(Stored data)
______________________________
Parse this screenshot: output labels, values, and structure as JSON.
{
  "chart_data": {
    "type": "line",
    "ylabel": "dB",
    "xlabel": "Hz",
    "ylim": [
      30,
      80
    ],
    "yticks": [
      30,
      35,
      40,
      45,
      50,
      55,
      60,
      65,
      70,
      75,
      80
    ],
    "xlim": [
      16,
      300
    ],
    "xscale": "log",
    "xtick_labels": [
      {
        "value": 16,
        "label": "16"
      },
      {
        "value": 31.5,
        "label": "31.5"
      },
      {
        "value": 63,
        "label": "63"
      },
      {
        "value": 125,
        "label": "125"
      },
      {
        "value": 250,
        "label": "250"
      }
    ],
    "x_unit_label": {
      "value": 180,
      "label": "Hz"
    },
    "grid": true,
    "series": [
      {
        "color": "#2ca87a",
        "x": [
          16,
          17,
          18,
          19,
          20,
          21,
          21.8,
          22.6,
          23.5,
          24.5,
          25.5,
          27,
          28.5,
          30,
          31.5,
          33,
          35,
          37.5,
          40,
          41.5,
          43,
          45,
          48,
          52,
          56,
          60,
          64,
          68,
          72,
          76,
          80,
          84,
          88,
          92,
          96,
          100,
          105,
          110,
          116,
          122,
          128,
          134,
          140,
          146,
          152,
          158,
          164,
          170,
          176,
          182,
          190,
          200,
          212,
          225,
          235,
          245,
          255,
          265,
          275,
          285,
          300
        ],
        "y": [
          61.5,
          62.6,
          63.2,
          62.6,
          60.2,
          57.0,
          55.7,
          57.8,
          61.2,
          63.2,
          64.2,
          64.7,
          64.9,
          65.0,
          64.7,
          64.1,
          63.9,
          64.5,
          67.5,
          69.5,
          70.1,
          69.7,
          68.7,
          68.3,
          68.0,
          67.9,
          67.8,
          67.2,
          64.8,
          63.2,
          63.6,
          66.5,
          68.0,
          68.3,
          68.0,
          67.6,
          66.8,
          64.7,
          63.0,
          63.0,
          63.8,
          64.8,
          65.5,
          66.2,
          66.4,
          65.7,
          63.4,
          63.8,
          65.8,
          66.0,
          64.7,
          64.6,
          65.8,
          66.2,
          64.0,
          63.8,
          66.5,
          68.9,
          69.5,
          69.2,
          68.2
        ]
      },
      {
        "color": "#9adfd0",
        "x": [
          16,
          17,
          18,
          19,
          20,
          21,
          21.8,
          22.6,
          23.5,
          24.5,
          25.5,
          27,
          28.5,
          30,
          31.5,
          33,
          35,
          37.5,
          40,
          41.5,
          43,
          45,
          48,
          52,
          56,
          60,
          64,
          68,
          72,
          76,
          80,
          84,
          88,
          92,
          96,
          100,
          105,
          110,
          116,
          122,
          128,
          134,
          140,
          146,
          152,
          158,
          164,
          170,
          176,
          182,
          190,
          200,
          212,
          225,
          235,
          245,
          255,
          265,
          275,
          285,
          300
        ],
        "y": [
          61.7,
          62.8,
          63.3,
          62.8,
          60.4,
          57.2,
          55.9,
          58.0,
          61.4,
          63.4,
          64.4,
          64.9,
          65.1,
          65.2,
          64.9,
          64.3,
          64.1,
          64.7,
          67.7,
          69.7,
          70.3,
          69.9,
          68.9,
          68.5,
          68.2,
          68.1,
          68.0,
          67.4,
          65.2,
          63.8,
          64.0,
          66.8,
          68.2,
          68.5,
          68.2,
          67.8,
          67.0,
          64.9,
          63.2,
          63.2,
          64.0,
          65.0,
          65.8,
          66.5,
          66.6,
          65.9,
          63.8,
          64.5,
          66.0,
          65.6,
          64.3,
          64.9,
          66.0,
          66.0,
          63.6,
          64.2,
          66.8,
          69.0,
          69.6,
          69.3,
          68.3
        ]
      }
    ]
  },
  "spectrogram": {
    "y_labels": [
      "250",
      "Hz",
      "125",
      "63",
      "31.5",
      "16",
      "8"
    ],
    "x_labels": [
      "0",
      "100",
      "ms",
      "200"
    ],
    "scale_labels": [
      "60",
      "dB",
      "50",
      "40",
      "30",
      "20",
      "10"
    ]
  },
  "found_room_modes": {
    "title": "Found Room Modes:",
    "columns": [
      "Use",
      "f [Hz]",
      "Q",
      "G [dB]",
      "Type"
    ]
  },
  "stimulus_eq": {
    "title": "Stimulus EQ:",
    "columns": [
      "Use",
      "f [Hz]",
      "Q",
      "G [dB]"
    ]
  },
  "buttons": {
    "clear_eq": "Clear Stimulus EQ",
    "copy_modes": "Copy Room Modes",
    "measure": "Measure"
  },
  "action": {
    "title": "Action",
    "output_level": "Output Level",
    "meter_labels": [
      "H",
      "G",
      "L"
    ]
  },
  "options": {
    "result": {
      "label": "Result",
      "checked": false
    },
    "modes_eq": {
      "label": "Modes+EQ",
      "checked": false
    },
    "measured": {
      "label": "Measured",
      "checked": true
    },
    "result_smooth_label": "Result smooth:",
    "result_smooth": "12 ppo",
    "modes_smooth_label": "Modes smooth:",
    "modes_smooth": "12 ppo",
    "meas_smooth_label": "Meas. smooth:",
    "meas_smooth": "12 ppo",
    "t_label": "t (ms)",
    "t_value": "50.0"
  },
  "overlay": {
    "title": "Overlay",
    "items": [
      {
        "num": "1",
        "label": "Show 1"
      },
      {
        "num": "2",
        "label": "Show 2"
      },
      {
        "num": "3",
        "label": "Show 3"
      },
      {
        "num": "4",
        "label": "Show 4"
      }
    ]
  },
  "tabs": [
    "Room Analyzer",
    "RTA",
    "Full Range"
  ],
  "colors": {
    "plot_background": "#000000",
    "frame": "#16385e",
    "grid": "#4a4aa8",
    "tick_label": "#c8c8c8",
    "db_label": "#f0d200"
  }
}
______________________________
→ Written problem
Copy the entries above exactly, leaving none out.

→ Expected answer
Parse this screenshot: output labels, values, and structure as JSON.
{
  "chart_data": {
    "type": "line",
    "ylabel": "dB",
    "xlabel": "Hz",
    "ylim": [
      30,
      80
    ],
    "yticks": [
      30,
      35,
      40,
      45,
      50,
      55,
      60,
      65,
      70,
      75,
      80
    ],
    "xlim": [
      16,
      300
    ],
    "xscale": "log",
    "xtick_labels": [
      {
        "value": 16,
        "label": "16"
      },
      {
        "value": 31.5,
        "label": "31.5"
      },
      {
        "value": 63,
        "label": "63"
      },
      {
        "value": 125,
        "label": "125"
      },
      {
        "value": 250,
        "label": "250"
      }
    ],
    "x_unit_label": {
      "value": 180,
      "label": "Hz"
    },
    "grid": true,
    "series": [
      {
        "color": "#2ca87a",
        "x": [
          16,
          17,
          18,
          19,
          20,
          21,
          21.8,
          22.6,
          23.5,
          24.5,
          25.5,
          27,
          28.5,
          30,
          31.5,
          33,
          35,
          37.5,
          40,
          41.5,
          43,
          45,
          48,
          52,
          56,
          60,
          64,
          68,
          72,
          76,
          80,
          84,
          88,
          92,
          96,
          100,
          105,
          110,
          116,
          122,
          128,
          134,
          140,
          146,
          152,
          158,
          164,
          170,
          176,
          182,
          190,
          200,
          212,
          225,
          235,
          245,
          255,
          265,
          275,
          285,
          300
        ],
        "y": [
          61.5,
          62.6,
          63.2,
          62.6,
          60.2,
          57.0,
          55.7,
          57.8,
          61.2,
          63.2,
          64.2,
          64.7,
          64.9,
          65.0,
          64.7,
          64.1,
          63.9,
          64.5,
          67.5,
          69.5,
          70.1,
          69.7,
          68.7,
          68.3,
          68.0,
          67.9,
          67.8,
          67.2,
          64.8,
          63.2,
          63.6,
          66.5,
          68.0,
          68.3,
          68.0,
          67.6,
          66.8,
          64.7,
          63.0,
          63.0,
          63.8,
          64.8,
          65.5,
          66.2,
          66.4,
          65.7,
          63.4,
          63.8,
          65.8,
          66.0,
          64.7,
          64.6,
          65.8,
          66.2,
          64.0,
          63.8,
          66.5,
          68.9,
          69.5,
          69.2,
          68.2
        ]
      },
      {
        "color": "#9adfd0",
        "x": [
          16,
          17,
          18,
          19,
          20,
          21,
          21.8,
          22.6,
          23.5,
          24.5,
          25.5,
          27,
          28.5,
          30,
          31.5,
          33,
          35,
          37.5,
          40,
          41.5,
          43,
          45,
          48,
          52,
          56,
          60,
          64,
          68,
          72,
          76,
          80,
          84,
          88,
          92,
          96,
          100,
          105,
          110,
          116,
          122,
          128,
          134,
          140,
          146,
          152,
          158,
          164,
          170,
          176,
          182,
          190,
          200,
          212,
          225,
          235,
          245,
          255,
          265,
          275,
          285,
          300
        ],
        "y": [
          61.7,
          62.8,
          63.3,
          62.8,
          60.4,
          57.2,
          55.9,
          58.0,
          61.4,
          63.4,
          64.4,
          64.9,
          65.1,
          65.2,
          64.9,
          64.3,
          64.1,
          64.7,
          67.7,
          69.7,
          70.3,
          69.9,
          68.9,
          68.5,
          68.2,
          68.1,
          68.0,
          67.4,
          65.2,
          63.8,
          64.0,
          66.8,
          68.2,
          68.5,
          68.2,
          67.8,
          67.0,
          64.9,
          63.2,
          63.2,
          64.0,
          65.0,
          65.8,
          66.5,
          66.6,
          65.9,
          63.8,
          64.5,
          66.0,
          65.6,
          64.3,
          64.9,
          66.0,
          66.0,
          63.6,
          64.2,
          66.8,
          69.0,
          69.6,
          69.3,
          68.3
        ]
      }
    ]
  },
  "spectrogram": {
    "y_labels": [
      "250",
      "Hz",
      "125",
      "63",
      "31.5",
      "16",
      "8"
    ],
    "x_labels": [
      "0",
      "100",
      "ms",
      "200"
    ],
    "scale_labels": [
      "60",
      "dB",
      "50",
      "40",
      "30",
      "20",
      "10"
    ]
  },
  "found_room_modes": {
    "title": "Found Room Modes:",
    "columns": [
      "Use",
      "f [Hz]",
      "Q",
      "G [dB]",
      "Type"
    ]
  },
  "stimulus_eq": {
    "title": "Stimulus EQ:",
    "columns": [
      "Use",
      "f [Hz]",
      "Q",
      "G [dB]"
    ]
  },
  "buttons": {
    "clear_eq": "Clear Stimulus EQ",
    "copy_modes": "Copy Room Modes",
    "measure": "Measure"
  },
  "action": {
    "title": "Action",
    "output_level": "Output Level",
    "meter_labels": [
      "H",
      "G",
      "L"
    ]
  },
  "options": {
    "result": {
      "label": "Result",
      "checked": false
    },
    "modes_eq": {
      "label": "Modes+EQ",
      "checked": false
    },
    "measured": {
      "label": "Measured",
      "checked": true
    },
    "result_smooth_label": "Result smooth:",
    "result_smooth": "12 ppo",
    "modes_smooth_label": "Modes smooth:",
    "modes_smooth": "12 ppo",
    "meas_smooth_label": "Meas. smooth:",
    "meas_smooth": "12 ppo",
    "t_label": "t (ms)",
    "t_value": "50.0"
  },
  "overlay": {
    "title": "Overlay",
    "items": [
      {
        "num": "1",
        "label": "Show 1"
      },
      {
        "num": "2",
        "label": "Show 2"
      },
      {
        "num": "3",
        "label": "Show 3"
      },
      {
        "num": "4",
        "label": "Show 4"
      }
    ]
  },
  "tabs": [
    "Room Analyzer",
    "RTA",
    "Full Range"
  ],
  "colors": {
    "plot_background": "#000000",
    "frame": "#16385e",
    "grid": "#4a4aa8",
    "tick_label": "#c8c8c8",
    "db_label": "#f0d200"
  }
}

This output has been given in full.